## Stored records:
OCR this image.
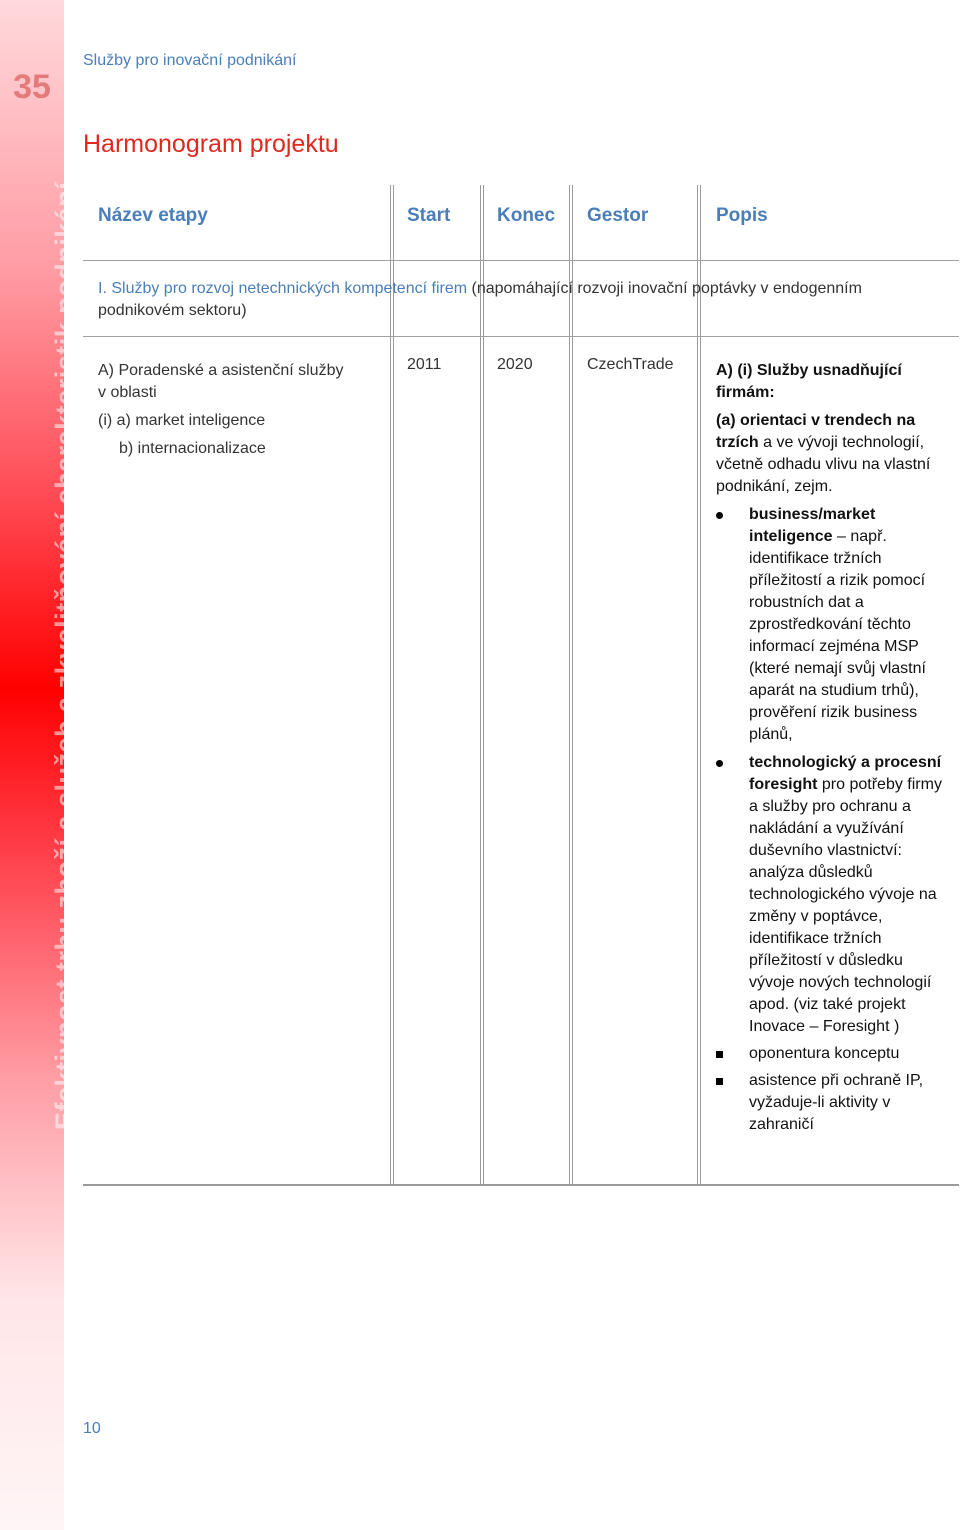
35
Efektivnost trhu zboží a služeb a zkvalitňování charakteristik podnikání
Služby pro inovační podnikání
Harmonogram projektu
Název etapy	Start Konec Gestor	Popis
I. Služby pro rozvoj netechnických kompetencí firem (napomáhající rozvoji inovační poptávky v endogenním podnikovém sektoru)
A) Poradenské a asistenční služby
v oblasti
(i) a) market inteligence
b) internacionalizace
2011	2020	CzechTrade	A) (i) Služby usnadňující firmám:

(a) orientaci v trendech na trzích a ve vývoji technologií, včetně odhadu vlivu na vlastní podnikání, zejm.

business/market inteligence – např. identifikace tržních příležitostí a rizik pomocí robustních dat a zprostředkování těchto informací zejména MSP (které nemají svůj vlastní aparát na studium trhů), prověření rizik business plánů,
technologický a procesní foresight pro potřeby firmy a služby pro ochranu a nakládání a využívání duševního vlastnictví: analýza důsledků technologického vývoje na změny v poptávce, identifikace tržních příležitostí v důsledku vývoje nových technologií apod. (viz také projekt Inovace – Foresight )
oponentura konceptu
asistence při ochraně IP, vyžaduje-li aktivity v zahraničí
10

## Work instructions:
Copy out the whole listing exactly, and don't carry over any pictures.

## Full response:
OCR this image.
35
Efektivnost trhu zboží a služeb a zkvalitňování charakteristik podnikání
Služby pro inovační podnikání
Harmonogram projektu
Název etapy	Start Konec Gestor	Popis
I. Služby pro rozvoj netechnických kompetencí firem (napomáhající rozvoji inovační poptávky v endogenním podnikovém sektoru)
A) Poradenské a asistenční služby
v oblasti
(i) a) market inteligence
b) internacionalizace
2011	2020	CzechTrade	A) (i) Služby usnadňující firmám:

(a) orientaci v trendech na trzích a ve vývoji technologií, včetně odhadu vlivu na vlastní podnikání, zejm.

business/market inteligence – např. identifikace tržních příležitostí a rizik pomocí robustních dat a zprostředkování těchto informací zejména MSP (které nemají svůj vlastní aparát na studium trhů), prověření rizik business plánů,
technologický a procesní foresight pro potřeby firmy a služby pro ochranu a nakládání a využívání duševního vlastnictví: analýza důsledků technologického vývoje na změny v poptávce, identifikace tržních příležitostí v důsledku vývoje nových technologií apod. (viz také projekt Inovace – Foresight )
oponentura konceptu
asistence při ochraně IP, vyžaduje-li aktivity v zahraničí
10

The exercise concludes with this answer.